▶ **AUFGABENBESCHREIBUNG**
Übersetze den Satz „Denn die Kinder von damals sind die Eltern von heute.“ aus dem Textabschnitt über den Umgang mit Gefühlen ins Englische.

Oder wir lernen das Gegenteil. Dass der richtige Umgang mit Gefühlen darin besteht, sie eben auf gar keinen Fall kontrollieren zu wollen. Sie im Gegenteil richtig »rauszulassen«. Das käme der verstärkenden Wirkung des Öls gleich, das man auf das Feuer gießt, um es erst so richtig schön zu entfachen. Mit ungefähr dieser Überzeugung bin ich beispielweise groß geworden. Sie war eine der zentralen Leitlinien der antiautoritären Erziehung der 68er-Jahre, und sie wirkt bis heute fort. Wenn auch auf andere, dafür umso subtilere und intensivere Weise. Denn die Kinder von damals sind die Eltern von heute. Und mir scheint, dass sie nicht selten sehr unreflektiert das an ihren eigenen Nachwuchs weitergegeben haben, was sie einst selbst mit der Muttermilch aufsogen.
Es spiegelt sich heute in einer narzisstisch gefärbten und medial verstärkten Spaßkultur wider, in der das zählt, wozu man Lust hat – und weniger das, was wirklich Sinn macht. Zwei Bestseller aus dem Jahr 1985 sind mir in diesem Zusammenhang besonders im Gedächtnis geblieben. Allein ihre beiden Titel sprechen Bände: »Wir amüsieren uns zu Tode« von Neil Postman und »Von der Nutzlosigkeit, erwachsen zu werden« von Georg Heinzen und Uwe Koch.

▶ **BEREITGESTELLTE DATEN**

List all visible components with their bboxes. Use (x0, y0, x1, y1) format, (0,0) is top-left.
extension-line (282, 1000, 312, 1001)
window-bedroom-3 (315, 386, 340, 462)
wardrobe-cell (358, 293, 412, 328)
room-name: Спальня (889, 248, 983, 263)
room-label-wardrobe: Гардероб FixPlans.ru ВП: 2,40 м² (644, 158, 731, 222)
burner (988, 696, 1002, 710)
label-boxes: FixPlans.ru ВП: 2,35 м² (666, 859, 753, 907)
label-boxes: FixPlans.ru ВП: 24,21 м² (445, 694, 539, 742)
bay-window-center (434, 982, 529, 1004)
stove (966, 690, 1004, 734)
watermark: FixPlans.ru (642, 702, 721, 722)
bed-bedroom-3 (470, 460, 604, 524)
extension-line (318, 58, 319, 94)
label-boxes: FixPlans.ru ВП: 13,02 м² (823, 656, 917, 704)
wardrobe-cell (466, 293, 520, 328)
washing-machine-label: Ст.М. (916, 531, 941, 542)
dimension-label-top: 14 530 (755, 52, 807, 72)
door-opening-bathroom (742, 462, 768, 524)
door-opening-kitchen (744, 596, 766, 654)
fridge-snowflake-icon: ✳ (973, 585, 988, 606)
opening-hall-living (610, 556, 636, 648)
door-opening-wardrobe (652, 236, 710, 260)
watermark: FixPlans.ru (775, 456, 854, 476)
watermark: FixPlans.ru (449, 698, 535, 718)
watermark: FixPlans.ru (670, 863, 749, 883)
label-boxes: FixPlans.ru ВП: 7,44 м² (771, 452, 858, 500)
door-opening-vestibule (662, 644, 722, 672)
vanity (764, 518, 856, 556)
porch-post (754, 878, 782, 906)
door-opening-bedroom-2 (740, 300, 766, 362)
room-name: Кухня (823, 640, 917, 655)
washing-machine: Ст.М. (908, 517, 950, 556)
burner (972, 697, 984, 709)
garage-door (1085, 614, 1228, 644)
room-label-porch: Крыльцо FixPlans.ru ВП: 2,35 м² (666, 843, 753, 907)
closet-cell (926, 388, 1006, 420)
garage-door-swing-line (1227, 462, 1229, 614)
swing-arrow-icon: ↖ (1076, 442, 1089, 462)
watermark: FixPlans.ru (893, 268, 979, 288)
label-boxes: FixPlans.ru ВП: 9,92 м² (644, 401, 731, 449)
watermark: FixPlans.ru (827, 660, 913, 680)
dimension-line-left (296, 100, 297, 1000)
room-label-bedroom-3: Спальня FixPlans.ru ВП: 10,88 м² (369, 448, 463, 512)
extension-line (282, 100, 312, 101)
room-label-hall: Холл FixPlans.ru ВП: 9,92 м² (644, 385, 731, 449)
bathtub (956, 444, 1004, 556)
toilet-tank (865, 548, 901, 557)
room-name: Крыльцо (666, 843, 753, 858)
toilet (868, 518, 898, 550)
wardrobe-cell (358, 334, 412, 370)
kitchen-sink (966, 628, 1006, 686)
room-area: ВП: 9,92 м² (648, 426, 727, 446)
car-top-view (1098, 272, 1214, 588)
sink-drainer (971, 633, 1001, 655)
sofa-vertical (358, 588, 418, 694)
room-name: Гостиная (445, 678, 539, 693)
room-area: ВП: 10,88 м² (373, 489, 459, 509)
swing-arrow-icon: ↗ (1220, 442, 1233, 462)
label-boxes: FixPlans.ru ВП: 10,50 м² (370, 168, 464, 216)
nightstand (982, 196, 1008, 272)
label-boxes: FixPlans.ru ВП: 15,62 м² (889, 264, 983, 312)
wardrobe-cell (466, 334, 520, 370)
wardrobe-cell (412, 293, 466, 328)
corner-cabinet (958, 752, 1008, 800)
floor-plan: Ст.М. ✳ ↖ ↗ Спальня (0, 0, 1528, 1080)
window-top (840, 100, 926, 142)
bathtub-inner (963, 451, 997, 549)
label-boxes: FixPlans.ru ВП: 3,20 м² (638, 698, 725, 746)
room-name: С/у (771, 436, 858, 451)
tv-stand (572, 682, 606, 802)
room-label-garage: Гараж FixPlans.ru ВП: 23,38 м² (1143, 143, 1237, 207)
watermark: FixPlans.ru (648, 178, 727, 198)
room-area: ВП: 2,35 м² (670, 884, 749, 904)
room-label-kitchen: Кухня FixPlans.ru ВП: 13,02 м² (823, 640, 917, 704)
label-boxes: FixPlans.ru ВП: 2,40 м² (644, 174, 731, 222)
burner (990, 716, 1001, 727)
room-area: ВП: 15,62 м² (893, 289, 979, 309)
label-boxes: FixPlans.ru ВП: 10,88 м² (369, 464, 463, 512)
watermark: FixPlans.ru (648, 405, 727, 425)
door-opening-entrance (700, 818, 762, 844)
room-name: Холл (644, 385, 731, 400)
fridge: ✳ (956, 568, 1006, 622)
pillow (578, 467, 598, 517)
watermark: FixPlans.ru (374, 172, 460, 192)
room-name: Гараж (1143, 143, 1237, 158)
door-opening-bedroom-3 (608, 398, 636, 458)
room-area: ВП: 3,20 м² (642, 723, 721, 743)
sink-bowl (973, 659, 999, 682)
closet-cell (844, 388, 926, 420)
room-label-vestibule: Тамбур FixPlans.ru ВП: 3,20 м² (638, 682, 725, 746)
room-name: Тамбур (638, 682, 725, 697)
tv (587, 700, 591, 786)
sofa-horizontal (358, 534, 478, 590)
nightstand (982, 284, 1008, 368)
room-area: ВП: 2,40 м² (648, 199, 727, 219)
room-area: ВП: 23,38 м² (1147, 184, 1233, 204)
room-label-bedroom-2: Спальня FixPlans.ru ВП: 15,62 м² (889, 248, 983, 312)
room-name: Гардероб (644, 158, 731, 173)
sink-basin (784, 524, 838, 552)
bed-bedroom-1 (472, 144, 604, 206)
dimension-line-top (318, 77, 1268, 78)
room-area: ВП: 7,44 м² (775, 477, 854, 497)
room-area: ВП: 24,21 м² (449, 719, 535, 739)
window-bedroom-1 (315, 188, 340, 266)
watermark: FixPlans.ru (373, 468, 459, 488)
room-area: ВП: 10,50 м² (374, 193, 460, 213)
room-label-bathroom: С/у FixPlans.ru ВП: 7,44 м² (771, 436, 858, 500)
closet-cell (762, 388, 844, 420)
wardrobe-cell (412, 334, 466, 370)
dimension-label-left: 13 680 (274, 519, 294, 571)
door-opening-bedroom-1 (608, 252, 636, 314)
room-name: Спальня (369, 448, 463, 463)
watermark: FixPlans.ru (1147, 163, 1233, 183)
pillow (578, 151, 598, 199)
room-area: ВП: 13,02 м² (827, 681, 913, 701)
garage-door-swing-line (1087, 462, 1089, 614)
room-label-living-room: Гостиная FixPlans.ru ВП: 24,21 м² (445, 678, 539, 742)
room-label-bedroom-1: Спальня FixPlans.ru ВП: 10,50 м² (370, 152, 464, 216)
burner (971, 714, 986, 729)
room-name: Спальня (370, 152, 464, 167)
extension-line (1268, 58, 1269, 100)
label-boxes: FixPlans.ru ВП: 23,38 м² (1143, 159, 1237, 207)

▶ **ERGEBNIS**
For the children of that time are the parents of today.